Data>
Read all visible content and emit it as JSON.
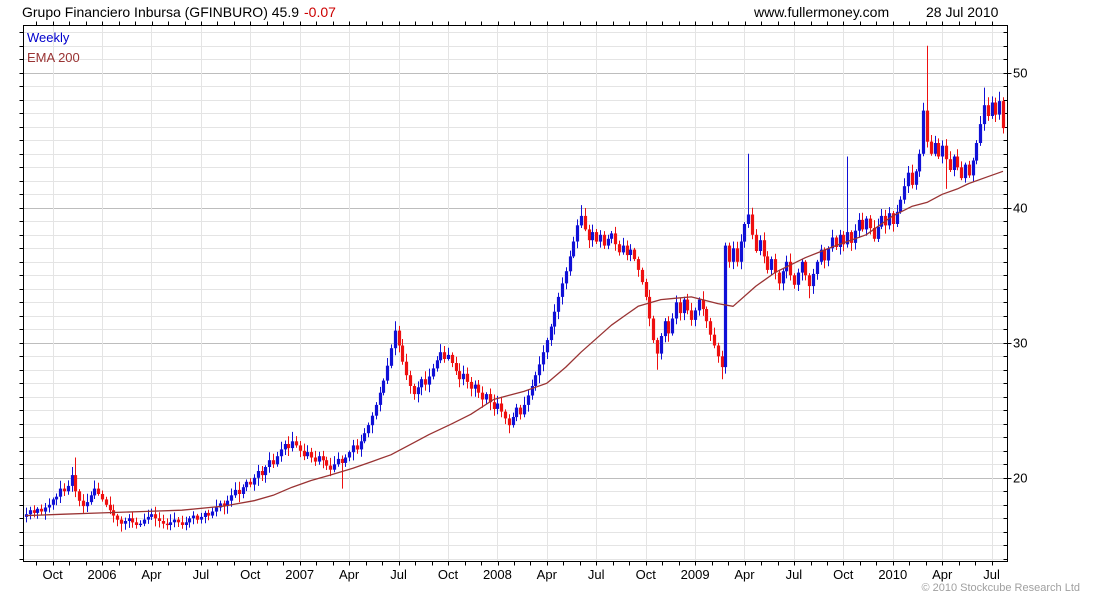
{
  "header": {
    "title": "Grupo Financiero Inbursa (GFINBURO) 45.9",
    "change": "-0.07",
    "website": "www.fullermoney.com",
    "date": "28 Jul 2010"
  },
  "legend": {
    "series": "Weekly",
    "overlay": "EMA 200"
  },
  "footer": {
    "copyright": "© 2010 Stockcube Research Ltd"
  },
  "axes": {
    "y": {
      "labels": [
        20,
        30,
        40,
        50
      ],
      "minor_step": 1
    },
    "x": {
      "tick_labels": [
        "Oct",
        "2006",
        "Apr",
        "Jul",
        "Oct",
        "2007",
        "Apr",
        "Jul",
        "Oct",
        "2008",
        "Apr",
        "Jul",
        "Oct",
        "2009",
        "Apr",
        "Jul",
        "Oct",
        "2010",
        "Apr",
        "Jul"
      ],
      "first_tick_week": 7,
      "weeks_per_tick": 13,
      "months_per_tick": 3
    }
  },
  "chart_data": {
    "type": "candlestick",
    "interval": "weekly",
    "title": "Grupo Financiero Inbursa (GFINBURO)",
    "period": "Aug 2005 - 28 Jul 2010",
    "last_price": 45.9,
    "last_change": -0.07,
    "ylim": [
      13.8,
      53.5
    ],
    "grid": "on",
    "first_open": 17.1,
    "closes": [
      17.3,
      17.6,
      17.4,
      17.7,
      17.5,
      17.8,
      18.0,
      18.4,
      18.6,
      19.2,
      19.0,
      19.4,
      20.2,
      19.0,
      18.3,
      17.9,
      18.2,
      18.7,
      19.2,
      18.8,
      18.4,
      18.0,
      17.6,
      17.2,
      16.9,
      16.6,
      16.8,
      17.0,
      16.7,
      16.5,
      16.6,
      16.9,
      17.1,
      17.3,
      17.0,
      16.8,
      16.6,
      16.5,
      16.7,
      16.9,
      16.7,
      16.5,
      16.7,
      17.0,
      17.2,
      16.9,
      17.1,
      17.4,
      17.2,
      17.5,
      17.8,
      18.1,
      17.9,
      18.3,
      18.7,
      19.1,
      18.8,
      19.3,
      19.7,
      19.5,
      20.0,
      20.5,
      20.2,
      20.8,
      21.3,
      21.0,
      21.6,
      22.1,
      22.5,
      22.2,
      22.7,
      22.4,
      22.0,
      21.6,
      21.9,
      21.5,
      21.2,
      21.6,
      21.3,
      20.9,
      20.6,
      21.0,
      21.4,
      21.1,
      21.5,
      21.9,
      22.4,
      22.1,
      22.7,
      23.3,
      23.9,
      24.6,
      25.4,
      26.3,
      27.2,
      28.3,
      29.6,
      30.9,
      29.8,
      28.6,
      27.6,
      26.8,
      26.2,
      26.7,
      27.3,
      26.9,
      27.5,
      28.1,
      28.7,
      29.3,
      28.8,
      29.1,
      28.5,
      27.9,
      27.3,
      27.7,
      27.1,
      26.6,
      26.9,
      26.3,
      25.8,
      26.2,
      25.6,
      25.1,
      25.5,
      24.9,
      24.4,
      23.9,
      24.5,
      25.2,
      24.7,
      25.4,
      26.1,
      26.8,
      27.6,
      28.4,
      29.3,
      30.2,
      31.2,
      32.3,
      33.4,
      34.4,
      35.3,
      36.4,
      37.5,
      38.7,
      39.4,
      38.4,
      37.6,
      38.2,
      37.5,
      38.0,
      37.2,
      37.7,
      38.1,
      37.3,
      36.7,
      37.2,
      36.5,
      36.9,
      36.2,
      35.4,
      34.5,
      33.4,
      31.8,
      30.2,
      29.2,
      30.5,
      31.6,
      30.7,
      31.8,
      33.0,
      32.2,
      33.2,
      32.4,
      31.7,
      32.4,
      33.2,
      32.5,
      31.6,
      30.6,
      29.8,
      29.0,
      28.2,
      37.2,
      36.0,
      37.0,
      36.0,
      37.5,
      38.8,
      39.5,
      38.0,
      36.8,
      37.6,
      36.4,
      35.4,
      36.2,
      35.2,
      34.4,
      35.3,
      36.0,
      35.0,
      34.3,
      35.2,
      36.0,
      35.0,
      34.2,
      35.1,
      36.0,
      36.9,
      36.1,
      37.0,
      37.8,
      37.1,
      38.0,
      37.3,
      38.2,
      37.4,
      38.3,
      39.1,
      38.4,
      39.2,
      38.5,
      37.7,
      38.6,
      39.4,
      38.7,
      39.6,
      38.8,
      39.7,
      40.6,
      41.6,
      42.6,
      41.7,
      42.7,
      44.0,
      47.2,
      44.9,
      44.0,
      44.8,
      43.8,
      44.6,
      43.6,
      42.8,
      43.8,
      43.0,
      42.2,
      43.2,
      42.4,
      43.5,
      44.8,
      46.2,
      47.6,
      46.8,
      47.8,
      46.9,
      47.9,
      45.9
    ],
    "high_overrides": {
      "13": 21.5,
      "18": 19.8,
      "70": 23.4,
      "97": 31.6,
      "109": 29.9,
      "146": 40.2,
      "190": 44.0,
      "216": 43.8,
      "237": 52.0,
      "252": 48.9,
      "256": 48.6
    },
    "low_overrides": {
      "83": 19.2,
      "127": 23.3,
      "166": 28.0,
      "183": 27.3,
      "206": 33.3,
      "242": 41.4
    },
    "ema200": {
      "name": "EMA 200",
      "points": [
        [
          0,
          17.2
        ],
        [
          10,
          17.3
        ],
        [
          20,
          17.4
        ],
        [
          31,
          17.5
        ],
        [
          41,
          17.6
        ],
        [
          52,
          17.9
        ],
        [
          60,
          18.3
        ],
        [
          65,
          18.7
        ],
        [
          70,
          19.3
        ],
        [
          75,
          19.8
        ],
        [
          80,
          20.2
        ],
        [
          86,
          20.7
        ],
        [
          91,
          21.2
        ],
        [
          96,
          21.7
        ],
        [
          102,
          22.6
        ],
        [
          106,
          23.2
        ],
        [
          112,
          24.0
        ],
        [
          117,
          24.7
        ],
        [
          123,
          25.8
        ],
        [
          127,
          26.1
        ],
        [
          131,
          26.4
        ],
        [
          134,
          26.7
        ],
        [
          137,
          27.0
        ],
        [
          142,
          28.2
        ],
        [
          146,
          29.3
        ],
        [
          150,
          30.3
        ],
        [
          154,
          31.3
        ],
        [
          158,
          32.1
        ],
        [
          161,
          32.7
        ],
        [
          167,
          33.2
        ],
        [
          171,
          33.3
        ],
        [
          175,
          33.4
        ],
        [
          182,
          32.9
        ],
        [
          186,
          32.7
        ],
        [
          192,
          34.2
        ],
        [
          197,
          35.2
        ],
        [
          205,
          36.3
        ],
        [
          213,
          37.2
        ],
        [
          221,
          38.0
        ],
        [
          228,
          39.4
        ],
        [
          233,
          40.1
        ],
        [
          237,
          40.4
        ],
        [
          241,
          41.0
        ],
        [
          245,
          41.4
        ],
        [
          248,
          41.8
        ],
        [
          253,
          42.3
        ],
        [
          257,
          42.7
        ]
      ]
    },
    "colors": {
      "up": "#1010d6",
      "down": "#ee1010",
      "ema": "#993333",
      "grid_minor": "#e4e4e4",
      "grid_major": "#bdbdbd",
      "axis": "#000000"
    }
  }
}
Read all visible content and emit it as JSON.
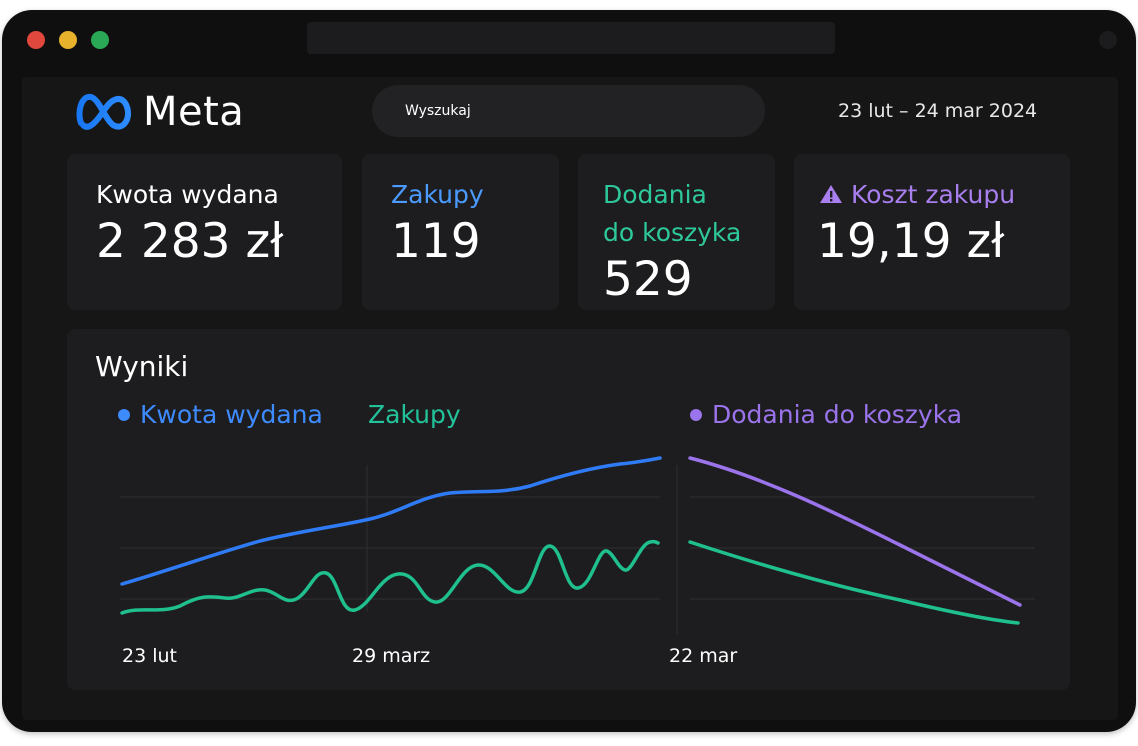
{
  "header": {
    "logo_text": "Meta",
    "search_label": "Wyszukaj",
    "date_range": "23 lut – 24 mar 2024"
  },
  "kpis": [
    {
      "label": "Kwota wydana",
      "value": "2 283 zł",
      "color": "#ffffff"
    },
    {
      "label": "Zakupy",
      "value": "119",
      "color": "#4b9bff"
    },
    {
      "label_line1": "Dodania",
      "label_line2": "do koszyka",
      "value": "529",
      "color": "#2ec99b"
    },
    {
      "label": "Koszt zakupu",
      "value": "19,19 zł",
      "color": "#a97ff0",
      "icon": "warning-icon"
    }
  ],
  "results": {
    "title": "Wyniki",
    "legend": [
      {
        "label": "Kwota wydana",
        "color": "#3d8bff",
        "dot": true
      },
      {
        "label": "Zakupy",
        "color": "#22c39a",
        "dot": false
      },
      {
        "label": "Dodania do koszyka",
        "color": "#9b74ec",
        "dot": true
      }
    ],
    "x_ticks": [
      "23 lut",
      "29 marz",
      "22 mar"
    ]
  },
  "chart_data": {
    "type": "line",
    "grid": true,
    "series": [
      {
        "name": "Kwota wydana",
        "color": "#2f7bf5",
        "values": [
          10,
          25,
          40,
          49,
          58,
          72,
          77,
          86,
          95
        ]
      },
      {
        "name": "Zakupy",
        "color": "#1fbf8e",
        "values": [
          4,
          10,
          14,
          20,
          22,
          26,
          30,
          36,
          44
        ]
      },
      {
        "name": "Dodania do koszyka",
        "color": "#9b74ec",
        "values": [
          95,
          80,
          62,
          40,
          8
        ]
      }
    ]
  }
}
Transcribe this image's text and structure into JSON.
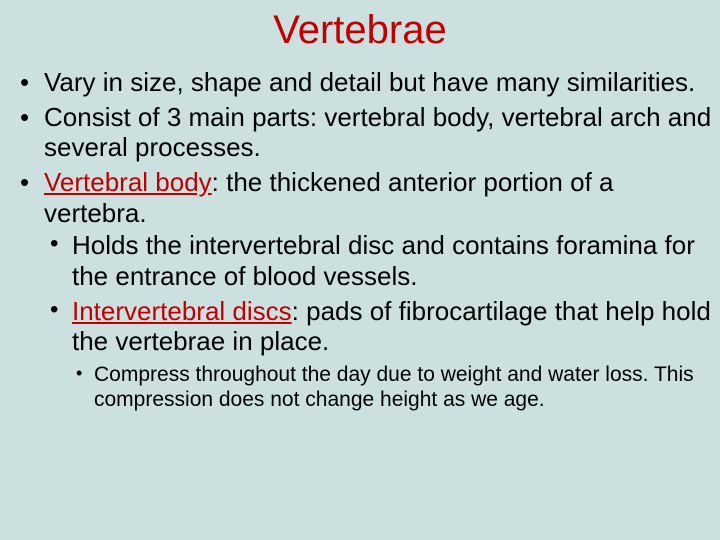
{
  "title": {
    "text": "Vertebrae",
    "color": "#c00000",
    "fontsize": 40
  },
  "background_color": "#cce0e0",
  "body_text_color": "#000000",
  "accent_color": "#c00000",
  "body_fontsize": 26,
  "sub_fontsize": 21,
  "bullets": [
    {
      "runs": [
        {
          "text": "Vary in size, shape and detail but have many similarities."
        }
      ]
    },
    {
      "runs": [
        {
          "text": "Consist of 3 main parts: vertebral body, vertebral arch and several processes."
        }
      ]
    },
    {
      "runs": [
        {
          "text": "Vertebral body",
          "color": "#c00000",
          "underline": true
        },
        {
          "text": ": the thickened anterior portion of a vertebra."
        }
      ],
      "children": [
        {
          "runs": [
            {
              "text": "Holds the intervertebral disc and contains foramina for the entrance of blood vessels."
            }
          ]
        },
        {
          "runs": [
            {
              "text": "Intervertebral discs",
              "color": "#c00000",
              "underline": true
            },
            {
              "text": ": pads of fibrocartilage that help hold the vertebrae in place."
            }
          ],
          "children": [
            {
              "runs": [
                {
                  "text": "Compress throughout the day due to weight and water loss. This compression does not change height as we age."
                }
              ]
            }
          ]
        }
      ]
    }
  ]
}
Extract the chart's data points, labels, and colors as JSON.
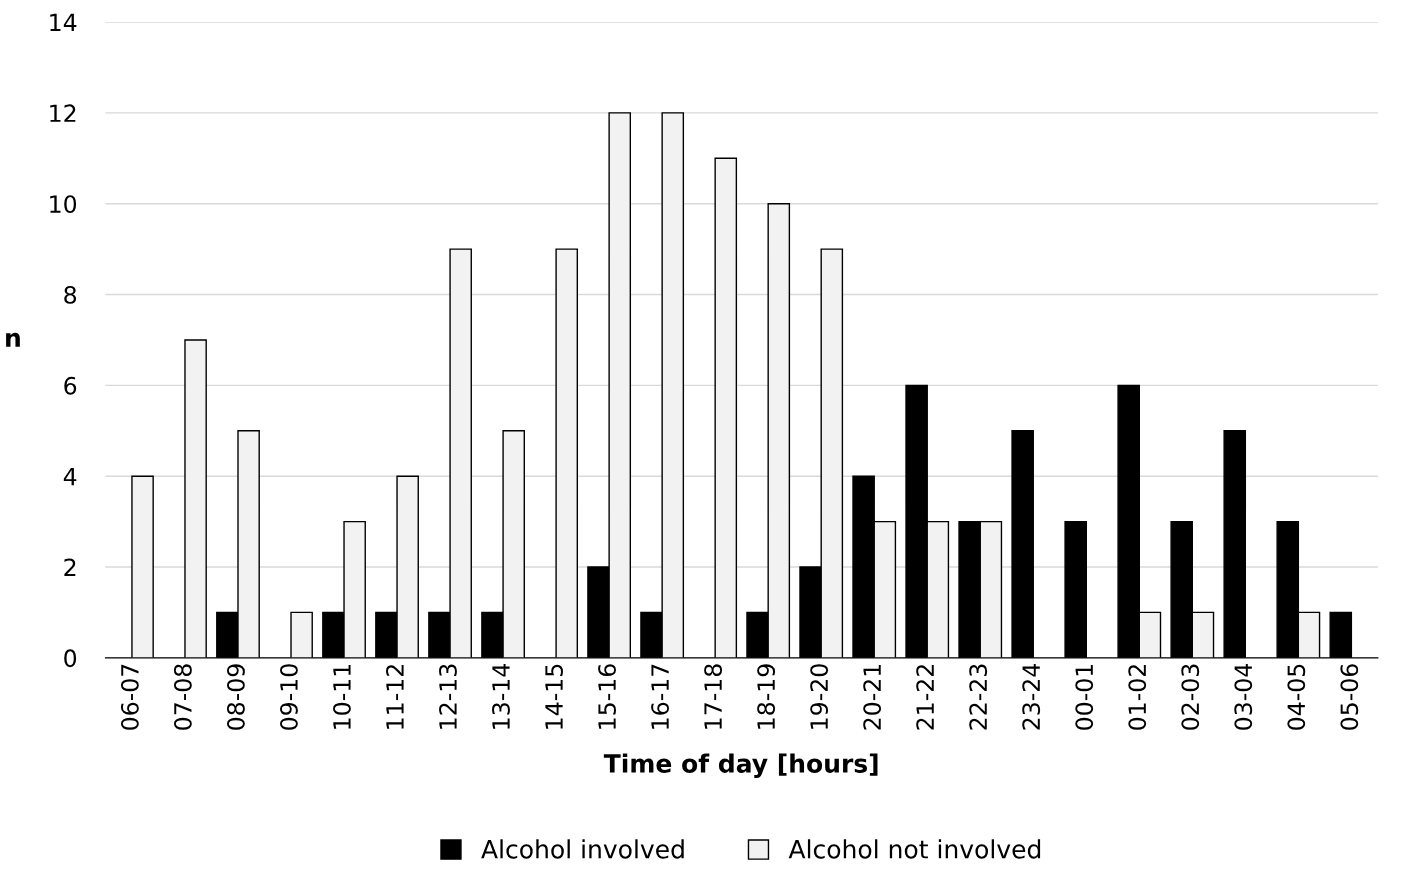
{
  "chart_data": {
    "type": "bar",
    "xlabel": "Time of day [hours]",
    "ylabel": "n",
    "categories": [
      "06-07",
      "07-08",
      "08-09",
      "09-10",
      "10-11",
      "11-12",
      "12-13",
      "13-14",
      "14-15",
      "15-16",
      "16-17",
      "17-18",
      "18-19",
      "19-20",
      "20-21",
      "21-22",
      "22-23",
      "23-24",
      "00-01",
      "01-02",
      "02-03",
      "03-04",
      "04-05",
      "05-06"
    ],
    "series": [
      {
        "name": "Alcohol involved",
        "color": "#000000",
        "values": [
          0,
          0,
          1,
          0,
          1,
          1,
          1,
          1,
          0,
          2,
          1,
          0,
          1,
          2,
          4,
          6,
          3,
          5,
          3,
          6,
          3,
          5,
          3,
          1
        ]
      },
      {
        "name": "Alcohol not involved",
        "color": "#f2f2f2",
        "values": [
          4,
          7,
          5,
          1,
          3,
          4,
          9,
          5,
          9,
          12,
          12,
          11,
          10,
          9,
          3,
          3,
          3,
          0,
          0,
          1,
          1,
          0,
          1,
          0
        ]
      }
    ],
    "ylim": [
      0,
      14
    ],
    "yticks": [
      0,
      2,
      4,
      6,
      8,
      10,
      12,
      14
    ],
    "grid": "y",
    "legend": "bottom"
  }
}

Task description>
Pick each line holding the word "name" out of the data and copy it.

Answer for the task>
      "name": "EMA 200",
        "name": "Kwota wydana",
        "name": "Zakupy",
        "name": "Dodania do koszyka",
        "name": "Alcohol involved",
        "name": "Alcohol not involved",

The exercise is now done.